* **EXERCISE**
In the data below, find every line that has the string "MADE", and copy it.
---------- DATA EXTRACT ----------
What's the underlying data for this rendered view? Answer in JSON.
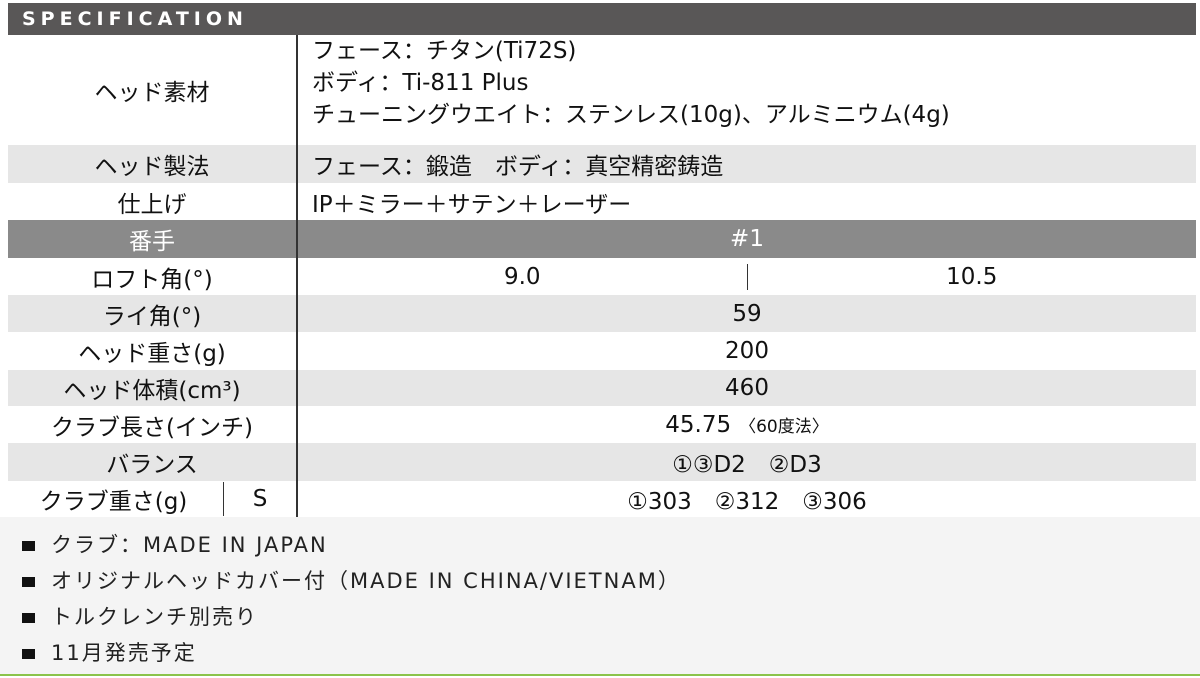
{
  "title": "SPECIFICATION",
  "rows": {
    "material": {
      "label": "ヘッド素材",
      "lines": [
        "フェース：チタン(Ti72S)",
        "ボディ：Ti-811 Plus",
        "チューニングウエイト：ステンレス(10g)、アルミニウム(4g)"
      ]
    },
    "method": {
      "label": "ヘッド製法",
      "value": "フェース：鍛造　ボディ：真空精密鋳造"
    },
    "finish": {
      "label": "仕上げ",
      "value": "IP＋ミラー＋サテン＋レーザー"
    },
    "number": {
      "label": "番手",
      "value": "#1"
    },
    "loft": {
      "label": "ロフト角(°)",
      "values": [
        "9.0",
        "10.5"
      ]
    },
    "lie": {
      "label": "ライ角(°)",
      "value": "59"
    },
    "head_weight": {
      "label": "ヘッド重さ(g)",
      "value": "200"
    },
    "volume": {
      "label": "ヘッド体積(cm³)",
      "value": "460"
    },
    "length": {
      "label": "クラブ長さ(インチ)",
      "value": "45.75",
      "note": "〈60度法〉"
    },
    "balance": {
      "label": "バランス",
      "value": "①③D2　②D3"
    },
    "club_weight": {
      "label": "クラブ重さ(g)",
      "flex": "S",
      "value": "①303　②312　③306"
    }
  },
  "notes": [
    "クラブ：MADE IN JAPAN",
    "オリジナルヘッドカバー付（MADE IN CHINA/VIETNAM）",
    "トルクレンチ別売り",
    "11月発売予定"
  ]
}
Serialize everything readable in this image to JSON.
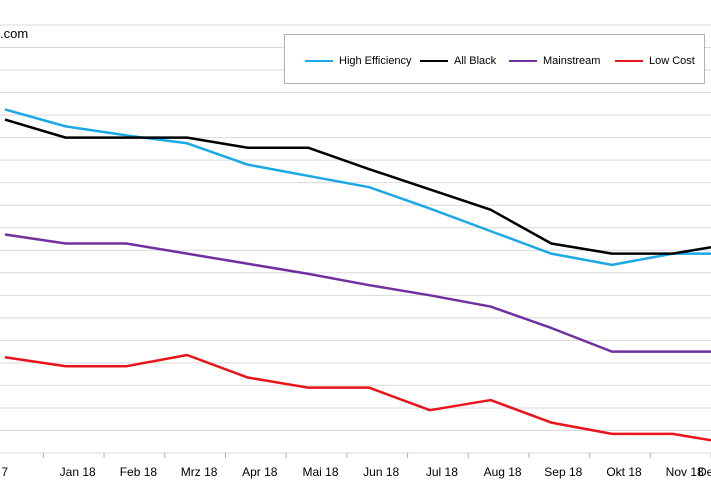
----------
* **TASK RESPONSE**
    "クラブ：MADE IN JAPAN",
    "オリジナルヘッドカバー付（MADE IN CHINA/VIETNAM）",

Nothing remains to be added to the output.